## Stated exercise
Count the lines in the entries that contain the string "square". Give only the number.

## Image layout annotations
☆ ☆ ☆ ☆ ☆ ☆ ☆

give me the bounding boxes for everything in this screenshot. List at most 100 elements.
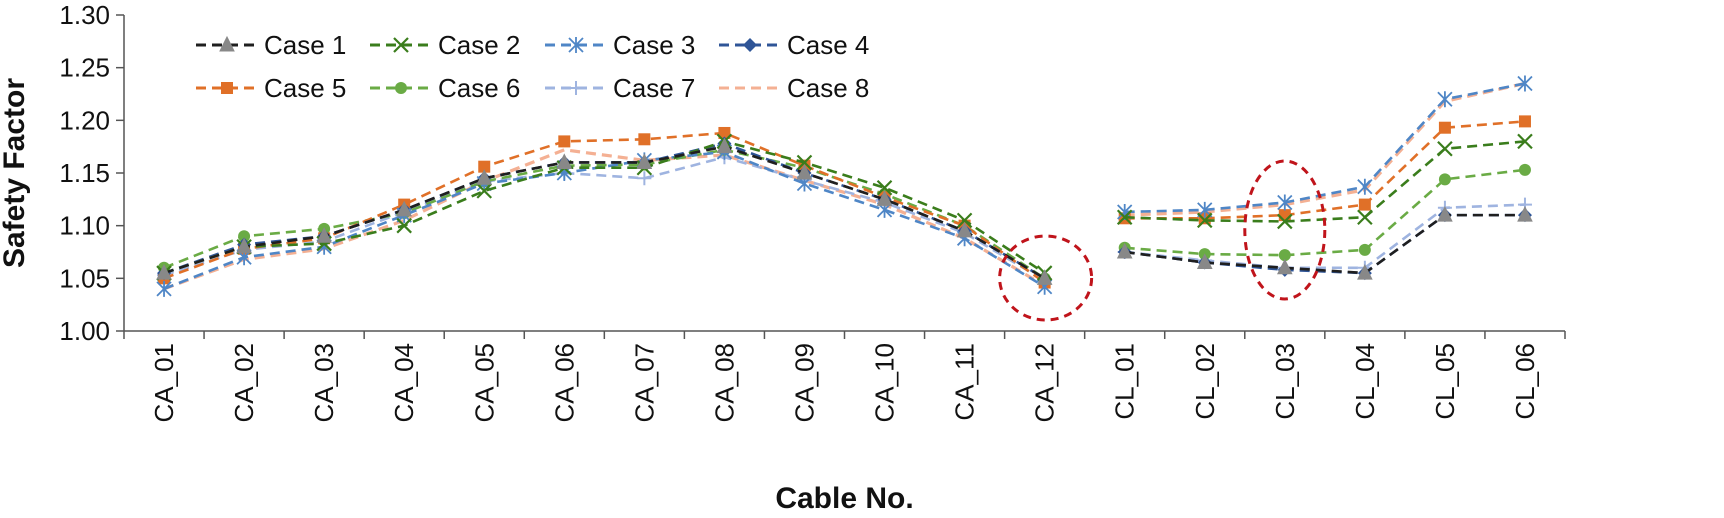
series-line [163, 148, 1046, 291]
diamond-marker [743, 38, 757, 52]
series-case-1 [156, 137, 1533, 285]
x-tick-label: CL_06 [1510, 343, 1540, 420]
series-line [163, 145, 1046, 280]
y-ticks: 1.00 1.05 1.10 1.15 1.20 1.25 1.30 [59, 0, 124, 346]
square-marker [478, 160, 491, 173]
square-marker [1358, 198, 1371, 211]
legend-label: Case 7 [613, 73, 695, 103]
x-marker [393, 37, 409, 53]
legend-item: Case 4 [719, 30, 869, 60]
square-marker [718, 126, 731, 139]
series-case-5 [158, 115, 1531, 289]
series-line [1124, 203, 1526, 270]
triangle-marker [219, 35, 235, 52]
x-tick-label: CA_09 [789, 343, 819, 423]
x-tick-label: CL_05 [1430, 343, 1460, 420]
legend-label: Case 2 [438, 30, 520, 60]
y-tick-label: 1.00 [59, 316, 110, 346]
triangle-marker [1116, 242, 1133, 259]
series-line [1124, 213, 1525, 275]
highlight-circle [998, 234, 1094, 322]
axes [123, 15, 1565, 332]
square-marker [221, 82, 233, 94]
triangle-marker [1437, 206, 1453, 222]
circle-marker [1278, 249, 1291, 262]
legend-label: Case 8 [787, 73, 869, 103]
x-tick-label: CA_12 [1030, 343, 1060, 423]
x-tick-label: CL_02 [1190, 343, 1220, 420]
circle-marker [238, 230, 251, 243]
series-line [1124, 168, 1526, 257]
x-tick-label: CA_05 [469, 343, 499, 423]
legend-item: Case 3 [545, 30, 695, 60]
x-tick-label: CA_04 [389, 343, 419, 423]
x-ticks: CA_01 CA_02 CA_03 CA_04 CA_05 CA_06 CA_07 CA_08… [123, 331, 1566, 423]
triangle-marker [476, 169, 493, 185]
asterisk-marker [1357, 178, 1373, 195]
x-marker [1277, 213, 1293, 230]
x-tick-label: CL_03 [1270, 343, 1300, 420]
legend-label: Case 3 [613, 30, 695, 60]
x-tick-label: CL_04 [1350, 343, 1380, 420]
highlight-circles [998, 159, 1327, 322]
x-marker [1517, 133, 1533, 150]
x-tick-label: CA_03 [309, 343, 339, 423]
triangle-marker [636, 153, 653, 169]
x-tick-label: CL_01 [1110, 343, 1140, 420]
triangle-marker [1036, 269, 1053, 285]
circle-marker [1438, 173, 1451, 186]
series-group [156, 75, 1533, 297]
x-marker [1196, 212, 1213, 229]
series-line [163, 148, 1046, 280]
x-marker [1116, 209, 1133, 226]
triangle-marker [396, 200, 413, 217]
legend-label: Case 1 [264, 30, 346, 60]
plus-marker [569, 81, 583, 95]
x-tick-label: CA_10 [870, 343, 900, 423]
series-case-8 [163, 81, 1526, 291]
series-line [1124, 120, 1526, 220]
y-tick-label: 1.05 [59, 263, 110, 293]
triangle-marker [1196, 253, 1213, 270]
x-axis-label: Cable No. [775, 482, 913, 515]
circle-marker [1518, 163, 1531, 176]
series-case-6 [158, 143, 1531, 285]
legend-label: Case 6 [438, 73, 520, 103]
series-line [163, 155, 1046, 282]
square-marker [1278, 209, 1291, 222]
square-marker [638, 133, 651, 146]
plus-marker [637, 171, 652, 186]
asterisk-marker [1517, 75, 1533, 92]
y-axis-label: Safety Factor [0, 78, 31, 268]
series-line [1124, 82, 1526, 214]
triangle-marker [556, 153, 573, 169]
asterisk-marker [1437, 91, 1453, 108]
legend: Case 1 Case 2 Case 3 Case 4 Case 5 Case 6 Case… [196, 30, 869, 103]
triangle-marker [876, 190, 893, 206]
square-marker [1438, 121, 1451, 134]
legend-item: Case 1 [196, 30, 346, 60]
series-line [1124, 81, 1526, 217]
series-line [163, 150, 1046, 291]
series-case-2 [156, 133, 1533, 281]
legend-label: Case 4 [787, 30, 869, 60]
legend-item: Case 8 [719, 73, 869, 103]
x-marker [956, 212, 973, 229]
x-marker [876, 179, 893, 196]
legend-item: Case 6 [370, 73, 520, 103]
series-line [163, 131, 1046, 284]
x-marker [1437, 140, 1453, 157]
x-tick-label: CA_01 [149, 343, 179, 423]
legend-label: Case 5 [264, 73, 346, 103]
circle-marker [395, 82, 407, 94]
x-tick-label: CA_06 [549, 343, 579, 423]
triangle-marker [1517, 206, 1533, 222]
legend-item: Case 2 [370, 30, 520, 60]
x-marker [796, 154, 813, 171]
triangle-marker [716, 137, 733, 154]
asterisk-marker [156, 280, 172, 297]
asterisk-marker [568, 37, 584, 53]
x-tick-label: CA_07 [629, 343, 659, 423]
x-marker [396, 217, 412, 234]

☆ ☆ ☆ ☆ ☆ ☆ ☆

## Exercise solution
7